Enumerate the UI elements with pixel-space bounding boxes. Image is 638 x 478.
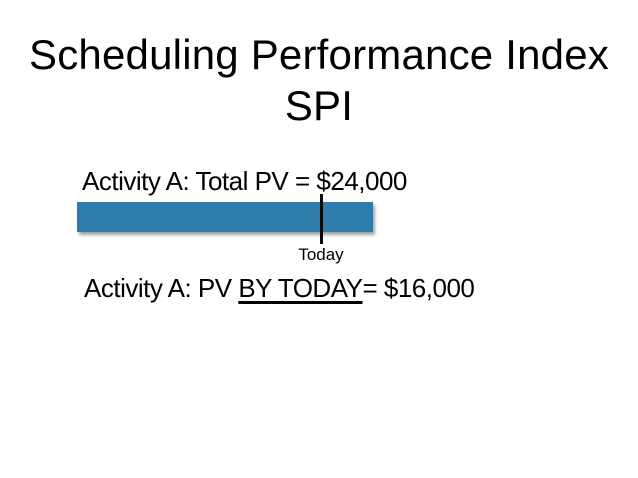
activity-total-pv-label: Activity A: Total PV = $24,000 <box>82 166 407 196</box>
slide-title-line1: Scheduling Performance Index <box>29 31 609 78</box>
pv-by-today-suffix: = $16,000 <box>362 273 475 303</box>
today-marker-line <box>320 194 323 244</box>
planned-value-bar <box>77 202 373 232</box>
today-label: Today <box>298 245 344 264</box>
slide-title-line2: SPI <box>284 82 354 129</box>
slide-title: Scheduling Performance Index SPI <box>0 29 638 131</box>
activity-pv-by-today-label: Activity A: PV BY TODAY= $16,000 <box>84 273 475 304</box>
pv-by-today-underlined: BY TODAY <box>238 273 363 303</box>
pv-by-today-prefix: Activity A: PV <box>84 273 239 303</box>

Set task >>
Arrange the rows above as a numbered list, omitting any blank lines and leaving the picture out.

Solution below >>
1. Enumerate the UI elements with pixel-space bounding boxes. Image is 638 x 478.
2. activity-total-pv-label: Activity A: Total PV = $24,000 <box>82 166 407 196</box>
3. slide-title-line1: Scheduling Performance Index <box>29 31 609 78</box>
4. pv-by-today-suffix: = $16,000 <box>362 273 475 303</box>
5. today-marker-line <box>320 194 323 244</box>
6. planned-value-bar <box>77 202 373 232</box>
7. today-label: Today <box>298 245 344 264</box>
8. slide-title-line2: SPI <box>284 82 354 129</box>
9. slide-title: Scheduling Performance Index SPI <box>0 29 638 131</box>
10. activity-pv-by-today-label: Activity A: PV BY TODAY= $16,000 <box>84 273 475 304</box>
11. pv-by-today-underlined: BY TODAY <box>238 273 363 303</box>
12. pv-by-today-prefix: Activity A: PV <box>84 273 239 303</box>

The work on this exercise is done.